■ WHAT YOU NEED TO DO ■
Give all of the lines again, with nothing added or dropped.

----- INPUT MATERIAL

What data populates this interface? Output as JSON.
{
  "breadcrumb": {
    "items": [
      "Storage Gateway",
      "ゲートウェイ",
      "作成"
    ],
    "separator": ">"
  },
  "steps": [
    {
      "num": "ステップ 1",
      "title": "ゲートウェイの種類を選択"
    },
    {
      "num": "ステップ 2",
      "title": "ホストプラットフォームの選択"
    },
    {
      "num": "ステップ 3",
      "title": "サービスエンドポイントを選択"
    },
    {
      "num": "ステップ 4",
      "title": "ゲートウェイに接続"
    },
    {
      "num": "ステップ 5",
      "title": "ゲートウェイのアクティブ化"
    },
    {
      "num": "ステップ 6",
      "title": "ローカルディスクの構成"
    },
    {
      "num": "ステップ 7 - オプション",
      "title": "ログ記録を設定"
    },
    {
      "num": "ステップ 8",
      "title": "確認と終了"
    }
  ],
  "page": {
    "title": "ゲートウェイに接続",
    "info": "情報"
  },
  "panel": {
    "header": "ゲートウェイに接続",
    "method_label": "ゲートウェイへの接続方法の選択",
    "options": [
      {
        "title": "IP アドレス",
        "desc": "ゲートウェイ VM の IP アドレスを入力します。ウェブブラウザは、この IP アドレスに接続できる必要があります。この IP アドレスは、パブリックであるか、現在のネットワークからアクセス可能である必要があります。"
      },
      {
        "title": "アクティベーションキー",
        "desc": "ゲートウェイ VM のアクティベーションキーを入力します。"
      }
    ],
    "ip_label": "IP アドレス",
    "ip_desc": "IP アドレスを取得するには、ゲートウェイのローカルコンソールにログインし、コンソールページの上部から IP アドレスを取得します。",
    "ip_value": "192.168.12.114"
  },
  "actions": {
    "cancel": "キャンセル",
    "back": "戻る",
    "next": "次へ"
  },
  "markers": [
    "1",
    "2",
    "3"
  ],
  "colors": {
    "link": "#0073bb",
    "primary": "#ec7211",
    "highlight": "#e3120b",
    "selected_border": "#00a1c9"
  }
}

----------

■ SOLVED PROBLEM ■
What data populates this interface? Output as JSON.
{
  "breadcrumb": {
    "items": [
      "Storage Gateway",
      "ゲートウェイ",
      "作成"
    ],
    "separator": ">"
  },
  "steps": [
    {
      "num": "ステップ 1",
      "title": "ゲートウェイの種類を選択"
    },
    {
      "num": "ステップ 2",
      "title": "ホストプラットフォームの選択"
    },
    {
      "num": "ステップ 3",
      "title": "サービスエンドポイントを選択"
    },
    {
      "num": "ステップ 4",
      "title": "ゲートウェイに接続"
    },
    {
      "num": "ステップ 5",
      "title": "ゲートウェイのアクティブ化"
    },
    {
      "num": "ステップ 6",
      "title": "ローカルディスクの構成"
    },
    {
      "num": "ステップ 7 - オプション",
      "title": "ログ記録を設定"
    },
    {
      "num": "ステップ 8",
      "title": "確認と終了"
    }
  ],
  "page": {
    "title": "ゲートウェイに接続",
    "info": "情報"
  },
  "panel": {
    "header": "ゲートウェイに接続",
    "method_label": "ゲートウェイへの接続方法の選択",
    "options": [
      {
        "title": "IP アドレス",
        "desc": "ゲートウェイ VM の IP アドレスを入力します。ウェブブラウザは、この IP アドレスに接続できる必要があります。この IP アドレスは、パブリックであるか、現在のネットワークからアクセス可能である必要があります。"
      },
      {
        "title": "アクティベーションキー",
        "desc": "ゲートウェイ VM のアクティベーションキーを入力します。"
      }
    ],
    "ip_label": "IP アドレス",
    "ip_desc": "IP アドレスを取得するには、ゲートウェイのローカルコンソールにログインし、コンソールページの上部から IP アドレスを取得します。",
    "ip_value": "192.168.12.114"
  },
  "actions": {
    "cancel": "キャンセル",
    "back": "戻る",
    "next": "次へ"
  },
  "markers": [
    "1",
    "2",
    "3"
  ],
  "colors": {
    "link": "#0073bb",
    "primary": "#ec7211",
    "highlight": "#e3120b",
    "selected_border": "#00a1c9"
  }
}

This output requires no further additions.